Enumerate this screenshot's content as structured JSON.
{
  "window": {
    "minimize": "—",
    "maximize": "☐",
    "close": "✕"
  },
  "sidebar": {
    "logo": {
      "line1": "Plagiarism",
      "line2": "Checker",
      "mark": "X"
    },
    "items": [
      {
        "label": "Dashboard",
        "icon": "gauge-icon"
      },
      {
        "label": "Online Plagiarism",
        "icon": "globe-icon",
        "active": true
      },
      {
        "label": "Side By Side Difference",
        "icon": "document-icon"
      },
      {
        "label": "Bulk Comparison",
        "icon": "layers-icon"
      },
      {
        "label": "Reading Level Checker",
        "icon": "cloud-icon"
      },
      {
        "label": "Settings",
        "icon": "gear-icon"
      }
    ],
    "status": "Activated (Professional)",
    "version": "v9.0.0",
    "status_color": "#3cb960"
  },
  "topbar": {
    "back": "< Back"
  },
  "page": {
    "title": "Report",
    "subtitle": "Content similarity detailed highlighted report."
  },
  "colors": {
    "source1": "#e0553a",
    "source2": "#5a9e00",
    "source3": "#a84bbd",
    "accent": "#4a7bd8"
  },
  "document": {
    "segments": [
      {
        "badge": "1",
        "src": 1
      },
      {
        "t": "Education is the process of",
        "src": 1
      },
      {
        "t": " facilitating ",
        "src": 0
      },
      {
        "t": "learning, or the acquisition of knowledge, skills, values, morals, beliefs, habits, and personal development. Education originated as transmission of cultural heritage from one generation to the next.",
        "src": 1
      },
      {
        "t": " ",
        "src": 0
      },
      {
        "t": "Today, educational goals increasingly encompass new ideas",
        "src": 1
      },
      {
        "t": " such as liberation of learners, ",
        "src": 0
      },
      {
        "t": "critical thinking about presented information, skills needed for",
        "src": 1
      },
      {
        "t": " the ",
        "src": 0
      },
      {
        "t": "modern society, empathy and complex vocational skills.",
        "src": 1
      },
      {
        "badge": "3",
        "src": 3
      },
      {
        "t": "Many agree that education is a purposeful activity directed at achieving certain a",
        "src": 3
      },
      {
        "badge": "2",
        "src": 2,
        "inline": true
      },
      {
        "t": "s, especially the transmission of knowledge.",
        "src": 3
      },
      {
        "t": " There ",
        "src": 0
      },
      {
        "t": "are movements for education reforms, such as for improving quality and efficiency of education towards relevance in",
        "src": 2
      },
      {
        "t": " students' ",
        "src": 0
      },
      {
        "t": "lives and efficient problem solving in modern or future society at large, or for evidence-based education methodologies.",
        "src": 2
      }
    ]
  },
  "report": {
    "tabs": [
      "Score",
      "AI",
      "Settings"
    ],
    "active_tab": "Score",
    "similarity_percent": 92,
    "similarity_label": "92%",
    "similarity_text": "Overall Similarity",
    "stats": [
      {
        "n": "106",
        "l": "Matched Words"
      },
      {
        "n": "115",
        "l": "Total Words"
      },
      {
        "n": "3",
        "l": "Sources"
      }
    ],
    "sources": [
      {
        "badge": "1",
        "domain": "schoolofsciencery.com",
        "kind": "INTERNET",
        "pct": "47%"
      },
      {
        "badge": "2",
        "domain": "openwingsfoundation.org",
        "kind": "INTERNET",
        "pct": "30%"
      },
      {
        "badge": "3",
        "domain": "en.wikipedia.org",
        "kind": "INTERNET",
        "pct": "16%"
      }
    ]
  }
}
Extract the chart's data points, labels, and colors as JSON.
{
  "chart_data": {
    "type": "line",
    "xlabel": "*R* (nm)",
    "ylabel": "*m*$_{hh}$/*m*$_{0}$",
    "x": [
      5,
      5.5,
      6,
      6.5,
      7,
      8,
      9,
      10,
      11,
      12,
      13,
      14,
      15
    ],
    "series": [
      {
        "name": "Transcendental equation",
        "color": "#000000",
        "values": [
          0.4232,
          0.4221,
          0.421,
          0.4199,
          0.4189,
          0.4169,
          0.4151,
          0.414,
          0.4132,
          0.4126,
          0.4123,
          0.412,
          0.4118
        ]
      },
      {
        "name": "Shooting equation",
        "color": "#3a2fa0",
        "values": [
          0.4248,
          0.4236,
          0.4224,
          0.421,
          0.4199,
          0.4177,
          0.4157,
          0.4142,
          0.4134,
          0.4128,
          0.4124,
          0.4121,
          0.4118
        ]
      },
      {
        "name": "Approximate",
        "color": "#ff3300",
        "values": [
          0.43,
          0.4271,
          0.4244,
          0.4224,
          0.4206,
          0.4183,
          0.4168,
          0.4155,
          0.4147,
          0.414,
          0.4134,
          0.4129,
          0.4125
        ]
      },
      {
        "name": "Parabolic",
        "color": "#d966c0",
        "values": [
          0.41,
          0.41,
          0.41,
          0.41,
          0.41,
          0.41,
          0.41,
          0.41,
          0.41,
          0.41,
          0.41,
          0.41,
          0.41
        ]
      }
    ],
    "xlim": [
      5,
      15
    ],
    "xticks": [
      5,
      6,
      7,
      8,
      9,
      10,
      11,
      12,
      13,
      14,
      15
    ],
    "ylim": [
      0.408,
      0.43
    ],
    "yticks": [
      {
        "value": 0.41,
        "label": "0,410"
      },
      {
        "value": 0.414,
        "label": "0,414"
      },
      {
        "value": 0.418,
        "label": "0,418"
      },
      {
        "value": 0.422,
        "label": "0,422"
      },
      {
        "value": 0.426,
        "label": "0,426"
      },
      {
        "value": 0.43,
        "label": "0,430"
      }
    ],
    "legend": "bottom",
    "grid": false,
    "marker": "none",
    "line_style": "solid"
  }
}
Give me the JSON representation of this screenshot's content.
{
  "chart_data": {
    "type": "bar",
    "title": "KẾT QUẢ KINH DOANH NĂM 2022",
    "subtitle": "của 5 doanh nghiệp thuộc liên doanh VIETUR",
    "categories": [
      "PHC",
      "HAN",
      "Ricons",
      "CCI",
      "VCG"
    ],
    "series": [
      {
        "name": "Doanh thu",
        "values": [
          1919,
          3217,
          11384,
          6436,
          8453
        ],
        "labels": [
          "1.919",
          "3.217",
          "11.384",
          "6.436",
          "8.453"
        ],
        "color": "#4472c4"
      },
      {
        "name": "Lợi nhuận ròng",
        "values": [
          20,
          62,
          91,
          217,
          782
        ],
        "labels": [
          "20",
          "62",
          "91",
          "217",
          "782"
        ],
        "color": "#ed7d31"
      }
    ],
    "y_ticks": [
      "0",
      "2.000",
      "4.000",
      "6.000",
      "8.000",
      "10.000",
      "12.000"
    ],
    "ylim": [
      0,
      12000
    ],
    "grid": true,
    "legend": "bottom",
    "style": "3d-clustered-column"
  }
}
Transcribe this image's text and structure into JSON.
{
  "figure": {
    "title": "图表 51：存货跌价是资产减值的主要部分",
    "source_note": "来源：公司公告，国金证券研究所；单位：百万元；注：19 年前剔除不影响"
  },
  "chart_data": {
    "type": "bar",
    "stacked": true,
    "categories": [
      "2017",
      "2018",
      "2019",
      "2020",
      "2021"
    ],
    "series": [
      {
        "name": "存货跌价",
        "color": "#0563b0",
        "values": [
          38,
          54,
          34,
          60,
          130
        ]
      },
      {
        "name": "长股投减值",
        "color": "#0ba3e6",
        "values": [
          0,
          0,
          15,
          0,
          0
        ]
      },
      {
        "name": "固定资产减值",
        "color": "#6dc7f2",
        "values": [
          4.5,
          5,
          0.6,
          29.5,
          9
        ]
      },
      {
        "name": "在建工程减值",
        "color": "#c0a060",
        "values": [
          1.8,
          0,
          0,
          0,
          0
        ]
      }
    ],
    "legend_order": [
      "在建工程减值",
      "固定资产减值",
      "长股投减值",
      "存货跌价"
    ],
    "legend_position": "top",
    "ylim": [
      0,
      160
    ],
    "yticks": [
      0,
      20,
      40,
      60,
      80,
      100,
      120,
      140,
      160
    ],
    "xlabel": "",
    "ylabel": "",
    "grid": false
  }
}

-*-

Aim: Output exactly the lines from the one containing "Transcribe this image's" through the last line of the entries, both ends included.

Exercise solution:
Transcribe this image's text and structure into JSON.
{
  "figure": {
    "title": "图表 51：存货跌价是资产减值的主要部分",
    "source_note": "来源：公司公告，国金证券研究所；单位：百万元；注：19 年前剔除不影响"
  },
  "chart_data": {
    "type": "bar",
    "stacked": true,
    "categories": [
      "2017",
      "2018",
      "2019",
      "2020",
      "2021"
    ],
    "series": [
      {
        "name": "存货跌价",
        "color": "#0563b0",
        "values": [
          38,
          54,
          34,
          60,
          130
        ]
      },
      {
        "name": "长股投减值",
        "color": "#0ba3e6",
        "values": [
          0,
          0,
          15,
          0,
          0
        ]
      },
      {
        "name": "固定资产减值",
        "color": "#6dc7f2",
        "values": [
          4.5,
          5,
          0.6,
          29.5,
          9
        ]
      },
      {
        "name": "在建工程减值",
        "color": "#c0a060",
        "values": [
          1.8,
          0,
          0,
          0,
          0
        ]
      }
    ],
    "legend_order": [
      "在建工程减值",
      "固定资产减值",
      "长股投减值",
      "存货跌价"
    ],
    "legend_position": "top",
    "ylim": [
      0,
      160
    ],
    "yticks": [
      0,
      20,
      40,
      60,
      80,
      100,
      120,
      140,
      160
    ],
    "xlabel": "",
    "ylabel": "",
    "grid": false
  }
}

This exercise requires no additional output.